[Items from a data source]

------------------------------------------------------------------------

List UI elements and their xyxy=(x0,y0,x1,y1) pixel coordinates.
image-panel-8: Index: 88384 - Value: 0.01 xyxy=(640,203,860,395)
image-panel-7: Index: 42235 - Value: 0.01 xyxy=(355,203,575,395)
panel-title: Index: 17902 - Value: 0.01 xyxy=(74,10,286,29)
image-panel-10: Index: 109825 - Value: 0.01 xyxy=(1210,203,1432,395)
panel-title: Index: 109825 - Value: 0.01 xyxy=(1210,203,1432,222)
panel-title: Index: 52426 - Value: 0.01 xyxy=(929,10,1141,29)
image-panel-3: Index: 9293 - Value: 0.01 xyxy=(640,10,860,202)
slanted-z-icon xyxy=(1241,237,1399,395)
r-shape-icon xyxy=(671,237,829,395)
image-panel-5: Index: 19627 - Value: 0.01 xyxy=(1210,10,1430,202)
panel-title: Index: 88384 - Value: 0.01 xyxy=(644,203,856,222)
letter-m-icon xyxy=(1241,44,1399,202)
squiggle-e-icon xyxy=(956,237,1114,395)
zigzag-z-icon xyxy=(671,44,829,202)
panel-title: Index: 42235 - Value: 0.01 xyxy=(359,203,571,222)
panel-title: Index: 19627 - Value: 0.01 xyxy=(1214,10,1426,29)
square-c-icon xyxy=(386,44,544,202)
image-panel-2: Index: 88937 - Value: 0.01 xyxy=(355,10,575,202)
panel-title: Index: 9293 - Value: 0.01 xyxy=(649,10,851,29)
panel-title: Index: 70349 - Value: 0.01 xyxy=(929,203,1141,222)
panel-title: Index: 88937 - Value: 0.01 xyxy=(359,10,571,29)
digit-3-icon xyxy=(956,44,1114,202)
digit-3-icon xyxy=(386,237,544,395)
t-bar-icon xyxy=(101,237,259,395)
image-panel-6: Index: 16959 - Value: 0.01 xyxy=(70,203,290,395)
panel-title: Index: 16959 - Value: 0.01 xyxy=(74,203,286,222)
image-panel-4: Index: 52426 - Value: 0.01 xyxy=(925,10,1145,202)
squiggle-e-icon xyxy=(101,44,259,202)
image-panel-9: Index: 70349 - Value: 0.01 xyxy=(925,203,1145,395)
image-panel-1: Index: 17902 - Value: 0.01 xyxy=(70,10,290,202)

------------------------------------------------------------------------

• What this task involves
Copy the lines of the listing from its first line through the line containing "image-panel-9: Index: 70349", including that line.

• Final result
List UI elements and their xyxy=(x0,y0,x1,y1) pixel coordinates.
image-panel-8: Index: 88384 - Value: 0.01 xyxy=(640,203,860,395)
image-panel-7: Index: 42235 - Value: 0.01 xyxy=(355,203,575,395)
panel-title: Index: 17902 - Value: 0.01 xyxy=(74,10,286,29)
image-panel-10: Index: 109825 - Value: 0.01 xyxy=(1210,203,1432,395)
panel-title: Index: 109825 - Value: 0.01 xyxy=(1210,203,1432,222)
panel-title: Index: 52426 - Value: 0.01 xyxy=(929,10,1141,29)
image-panel-3: Index: 9293 - Value: 0.01 xyxy=(640,10,860,202)
slanted-z-icon xyxy=(1241,237,1399,395)
r-shape-icon xyxy=(671,237,829,395)
image-panel-5: Index: 19627 - Value: 0.01 xyxy=(1210,10,1430,202)
panel-title: Index: 88384 - Value: 0.01 xyxy=(644,203,856,222)
letter-m-icon xyxy=(1241,44,1399,202)
squiggle-e-icon xyxy=(956,237,1114,395)
zigzag-z-icon xyxy=(671,44,829,202)
panel-title: Index: 42235 - Value: 0.01 xyxy=(359,203,571,222)
panel-title: Index: 19627 - Value: 0.01 xyxy=(1214,10,1426,29)
square-c-icon xyxy=(386,44,544,202)
image-panel-2: Index: 88937 - Value: 0.01 xyxy=(355,10,575,202)
panel-title: Index: 9293 - Value: 0.01 xyxy=(649,10,851,29)
panel-title: Index: 70349 - Value: 0.01 xyxy=(929,203,1141,222)
panel-title: Index: 88937 - Value: 0.01 xyxy=(359,10,571,29)
digit-3-icon xyxy=(956,44,1114,202)
digit-3-icon xyxy=(386,237,544,395)
t-bar-icon xyxy=(101,237,259,395)
image-panel-6: Index: 16959 - Value: 0.01 xyxy=(70,203,290,395)
panel-title: Index: 16959 - Value: 0.01 xyxy=(74,203,286,222)
image-panel-4: Index: 52426 - Value: 0.01 xyxy=(925,10,1145,202)
squiggle-e-icon xyxy=(101,44,259,202)
image-panel-9: Index: 70349 - Value: 0.01 xyxy=(925,203,1145,395)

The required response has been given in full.